%%

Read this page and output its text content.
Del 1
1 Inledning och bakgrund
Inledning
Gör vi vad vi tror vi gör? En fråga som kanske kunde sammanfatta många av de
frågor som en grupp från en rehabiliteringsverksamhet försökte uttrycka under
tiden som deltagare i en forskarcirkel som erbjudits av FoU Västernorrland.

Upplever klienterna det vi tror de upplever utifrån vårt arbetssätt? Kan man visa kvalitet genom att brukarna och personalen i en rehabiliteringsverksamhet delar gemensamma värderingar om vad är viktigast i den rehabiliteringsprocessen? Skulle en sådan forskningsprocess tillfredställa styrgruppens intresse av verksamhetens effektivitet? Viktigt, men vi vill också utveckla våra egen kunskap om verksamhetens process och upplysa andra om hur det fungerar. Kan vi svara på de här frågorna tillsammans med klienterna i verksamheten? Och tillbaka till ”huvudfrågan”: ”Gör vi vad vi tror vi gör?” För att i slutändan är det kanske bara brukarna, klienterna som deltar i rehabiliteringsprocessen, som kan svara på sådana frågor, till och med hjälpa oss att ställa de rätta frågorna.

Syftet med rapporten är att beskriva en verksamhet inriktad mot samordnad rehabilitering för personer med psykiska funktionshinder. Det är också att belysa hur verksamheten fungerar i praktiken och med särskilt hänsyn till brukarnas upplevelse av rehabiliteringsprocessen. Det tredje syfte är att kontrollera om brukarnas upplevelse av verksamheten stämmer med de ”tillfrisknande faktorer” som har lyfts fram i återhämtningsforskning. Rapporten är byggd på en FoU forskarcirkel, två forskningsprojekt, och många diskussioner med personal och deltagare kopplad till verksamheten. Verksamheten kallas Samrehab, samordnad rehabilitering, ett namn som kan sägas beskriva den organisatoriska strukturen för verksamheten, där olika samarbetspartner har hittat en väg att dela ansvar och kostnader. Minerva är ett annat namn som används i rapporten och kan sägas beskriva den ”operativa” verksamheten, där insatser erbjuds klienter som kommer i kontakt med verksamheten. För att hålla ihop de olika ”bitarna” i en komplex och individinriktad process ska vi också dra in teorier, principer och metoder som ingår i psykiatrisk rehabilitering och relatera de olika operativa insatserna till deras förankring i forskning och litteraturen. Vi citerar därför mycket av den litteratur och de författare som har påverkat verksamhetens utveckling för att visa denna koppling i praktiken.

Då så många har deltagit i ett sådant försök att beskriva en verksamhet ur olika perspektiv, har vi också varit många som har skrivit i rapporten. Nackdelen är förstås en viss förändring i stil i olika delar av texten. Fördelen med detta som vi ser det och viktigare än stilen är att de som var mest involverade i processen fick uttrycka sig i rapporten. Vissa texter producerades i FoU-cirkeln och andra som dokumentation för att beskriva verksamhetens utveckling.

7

%%

Problem ▸
Return the material exactly. Leave out no line.

Your response ▸
Read this page and output its text content.
Del 1
1 Inledning och bakgrund
Inledning
Gör vi vad vi tror vi gör? En fråga som kanske kunde sammanfatta många av de
frågor som en grupp från en rehabiliteringsverksamhet försökte uttrycka under
tiden som deltagare i en forskarcirkel som erbjudits av FoU Västernorrland.

Upplever klienterna det vi tror de upplever utifrån vårt arbetssätt? Kan man visa kvalitet genom att brukarna och personalen i en rehabiliteringsverksamhet delar gemensamma värderingar om vad är viktigast i den rehabiliteringsprocessen? Skulle en sådan forskningsprocess tillfredställa styrgruppens intresse av verksamhetens effektivitet? Viktigt, men vi vill också utveckla våra egen kunskap om verksamhetens process och upplysa andra om hur det fungerar. Kan vi svara på de här frågorna tillsammans med klienterna i verksamheten? Och tillbaka till ”huvudfrågan”: ”Gör vi vad vi tror vi gör?” För att i slutändan är det kanske bara brukarna, klienterna som deltar i rehabiliteringsprocessen, som kan svara på sådana frågor, till och med hjälpa oss att ställa de rätta frågorna.

Syftet med rapporten är att beskriva en verksamhet inriktad mot samordnad rehabilitering för personer med psykiska funktionshinder. Det är också att belysa hur verksamheten fungerar i praktiken och med särskilt hänsyn till brukarnas upplevelse av rehabiliteringsprocessen. Det tredje syfte är att kontrollera om brukarnas upplevelse av verksamheten stämmer med de ”tillfrisknande faktorer” som har lyfts fram i återhämtningsforskning. Rapporten är byggd på en FoU forskarcirkel, två forskningsprojekt, och många diskussioner med personal och deltagare kopplad till verksamheten. Verksamheten kallas Samrehab, samordnad rehabilitering, ett namn som kan sägas beskriva den organisatoriska strukturen för verksamheten, där olika samarbetspartner har hittat en väg att dela ansvar och kostnader. Minerva är ett annat namn som används i rapporten och kan sägas beskriva den ”operativa” verksamheten, där insatser erbjuds klienter som kommer i kontakt med verksamheten. För att hålla ihop de olika ”bitarna” i en komplex och individinriktad process ska vi också dra in teorier, principer och metoder som ingår i psykiatrisk rehabilitering och relatera de olika operativa insatserna till deras förankring i forskning och litteraturen. Vi citerar därför mycket av den litteratur och de författare som har påverkat verksamhetens utveckling för att visa denna koppling i praktiken.

Då så många har deltagit i ett sådant försök att beskriva en verksamhet ur olika perspektiv, har vi också varit många som har skrivit i rapporten. Nackdelen är förstås en viss förändring i stil i olika delar av texten. Fördelen med detta som vi ser det och viktigare än stilen är att de som var mest involverade i processen fick uttrycka sig i rapporten. Vissa texter producerades i FoU-cirkeln och andra som dokumentation för att beskriva verksamhetens utveckling.

7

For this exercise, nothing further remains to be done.